### YOUR TASK
Below is a block of records; reproduce all of them exactly and leave out any pictures.

### RECORD EXCERPTS
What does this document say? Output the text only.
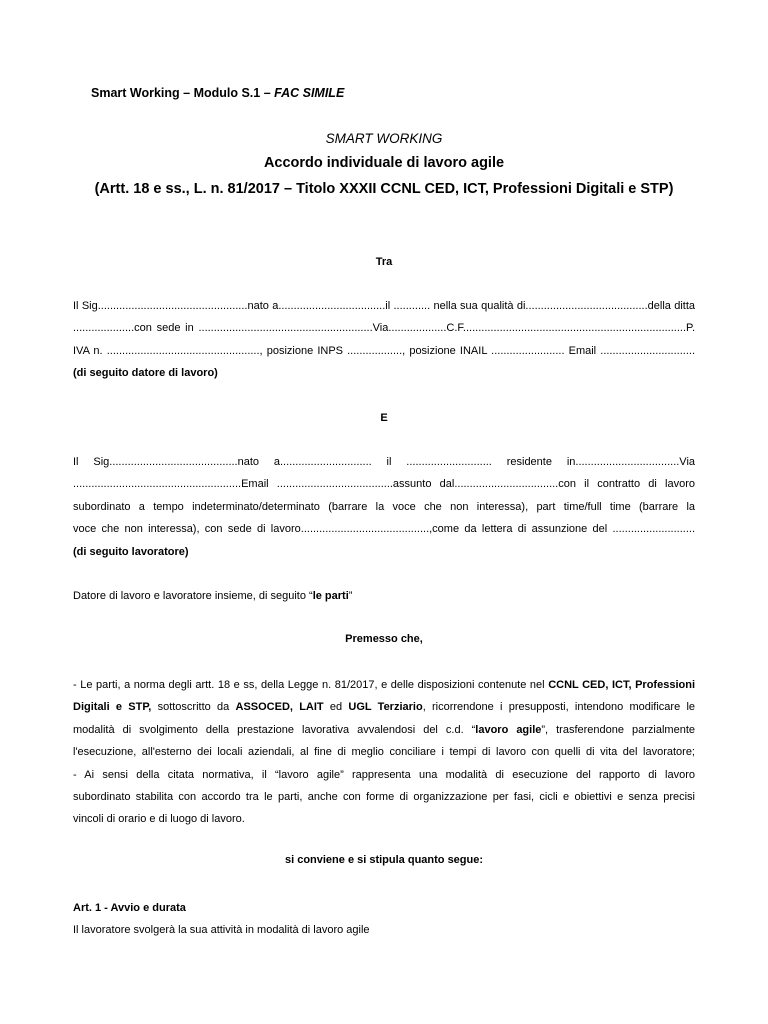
Smart Working – Modulo S.1 – FAC SIMILE
SMART WORKING
Accordo individuale di lavoro agile
(Artt. 18 e ss., L. n. 81/2017 – Titolo XXXII CCNL CED, ICT, Professioni Digitali e STP)
Tra
Il Sig.................................................nato a...................................il ............ nella sua qualità di........................................della ditta
....................con sede in .........................................................Via...................C.F.........................................................................P.
IVA n. .................................................., posizione INPS .................., posizione INAIL ........................ Email ...............................
(di seguito datore di lavoro)
E
Il Sig..........................................nato a.............................. il ............................ residente in..................................Via
.......................................................Email ......................................assunto dal..................................con il contratto di lavoro
subordinato a tempo indeterminato/determinato (barrare la voce che non interessa), part time/full time (barrare la
voce che non interessa), con sede di lavoro..........................................,come da lettera di assunzione del ...........................
(di seguito lavoratore)
Datore di lavoro e lavoratore insieme, di seguito “le parti”
Premesso che,
- Le parti, a norma degli artt. 18 e ss, della Legge n. 81/2017, e delle disposizioni contenute nel CCNL CED, ICT, Professioni
Digitali e STP, sottoscritto da ASSOCED, LAIT ed UGL Terziario, ricorrendone i presupposti, intendono modificare le
modalità di svolgimento della prestazione lavorativa avvalendosi del c.d. “lavoro agile”, trasferendone parzialmente
l'esecuzione, all'esterno dei locali aziendali, al fine di meglio conciliare i tempi di lavoro con quelli di vita del lavoratore;
- Ai sensi della citata normativa, il “lavoro agile” rappresenta una modalità di esecuzione del rapporto di lavoro
subordinato stabilita con accordo tra le parti, anche con forme di organizzazione per fasi, cicli e obiettivi e senza precisi
vincoli di orario e di luogo di lavoro.
si conviene e si stipula quanto segue:
Art. 1 - Avvio e durata
Il lavoratore svolgerà la sua attività in modalità di lavoro agile
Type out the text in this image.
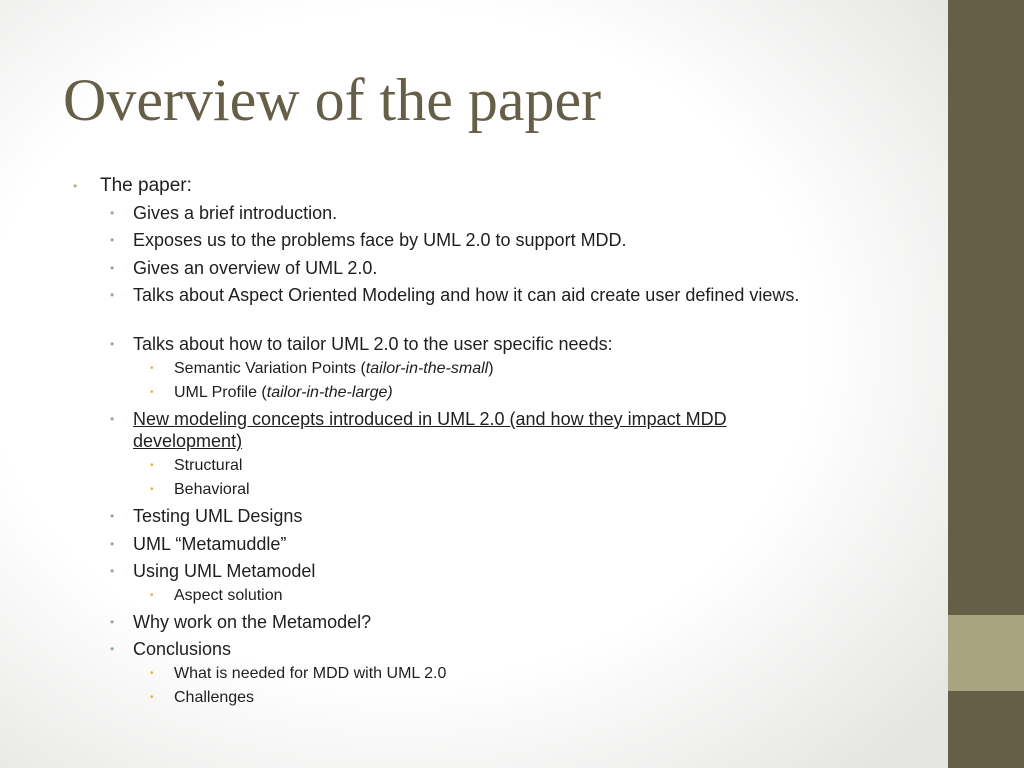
Overview of the paper
•	The paper:
•	Gives a brief introduction.
•	Exposes us to the problems face by UML 2.0 to support MDD.
•	Gives an overview of UML 2.0.
•	Talks about Aspect Oriented Modeling and how it can aid create user defined views.
•	Talks about how to tailor UML 2.0 to the user specific needs:
•	Semantic Variation Points (tailor-in-the-small)
•	UML Profile (tailor-in-the-large)
•	New modeling concepts introduced in UML 2.0 (and how they impact MDD development)
•	Structural
•	Behavioral
•	Testing UML Designs
•	UML “Metamuddle”
•	Using UML Metamodel
•	Aspect solution
•	Why work on the Metamodel?
•	Conclusions
•	What is needed for MDD with UML 2.0
•	Challenges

### RESPONSE TO THE EXERCISE
What does this document say? Output the text only.
Smart Working – Modulo S.1 – FAC SIMILE
SMART WORKING
Accordo individuale di lavoro agile
(Artt. 18 e ss., L. n. 81/2017 – Titolo XXXII CCNL CED, ICT, Professioni Digitali e STP)
Tra
Il Sig.................................................nato a...................................il ............ nella sua qualità di........................................della ditta
....................con sede in .........................................................Via...................C.F.........................................................................P.
IVA n. .................................................., posizione INPS .................., posizione INAIL ........................ Email ...............................
(di seguito datore di lavoro)
E
Il Sig..........................................nato a.............................. il ............................ residente in..................................Via
.......................................................Email ......................................assunto dal..................................con il contratto di lavoro
subordinato a tempo indeterminato/determinato (barrare la voce che non interessa), part time/full time (barrare la
voce che non interessa), con sede di lavoro..........................................,come da lettera di assunzione del ...........................
(di seguito lavoratore)
Datore di lavoro e lavoratore insieme, di seguito “le parti”
Premesso che,
- Le parti, a norma degli artt. 18 e ss, della Legge n. 81/2017, e delle disposizioni contenute nel CCNL CED, ICT, Professioni
Digitali e STP, sottoscritto da ASSOCED, LAIT ed UGL Terziario, ricorrendone i presupposti, intendono modificare le
modalità di svolgimento della prestazione lavorativa avvalendosi del c.d. “lavoro agile”, trasferendone parzialmente
l'esecuzione, all'esterno dei locali aziendali, al fine di meglio conciliare i tempi di lavoro con quelli di vita del lavoratore;
- Ai sensi della citata normativa, il “lavoro agile” rappresenta una modalità di esecuzione del rapporto di lavoro
subordinato stabilita con accordo tra le parti, anche con forme di organizzazione per fasi, cicli e obiettivi e senza precisi
vincoli di orario e di luogo di lavoro.
si conviene e si stipula quanto segue:
Art. 1 - Avvio e durata
Il lavoratore svolgerà la sua attività in modalità di lavoro agile
Type out the text in this image.
Overview of the paper
•	The paper:
•	Gives a brief introduction.
•	Exposes us to the problems face by UML 2.0 to support MDD.
•	Gives an overview of UML 2.0.
•	Talks about Aspect Oriented Modeling and how it can aid create user defined views.
•	Talks about how to tailor UML 2.0 to the user specific needs:
•	Semantic Variation Points (tailor-in-the-small)
•	UML Profile (tailor-in-the-large)
•	New modeling concepts introduced in UML 2.0 (and how they impact MDD development)
•	Structural
•	Behavioral
•	Testing UML Designs
•	UML “Metamuddle”
•	Using UML Metamodel
•	Aspect solution
•	Why work on the Metamodel?
•	Conclusions
•	What is needed for MDD with UML 2.0
•	Challenges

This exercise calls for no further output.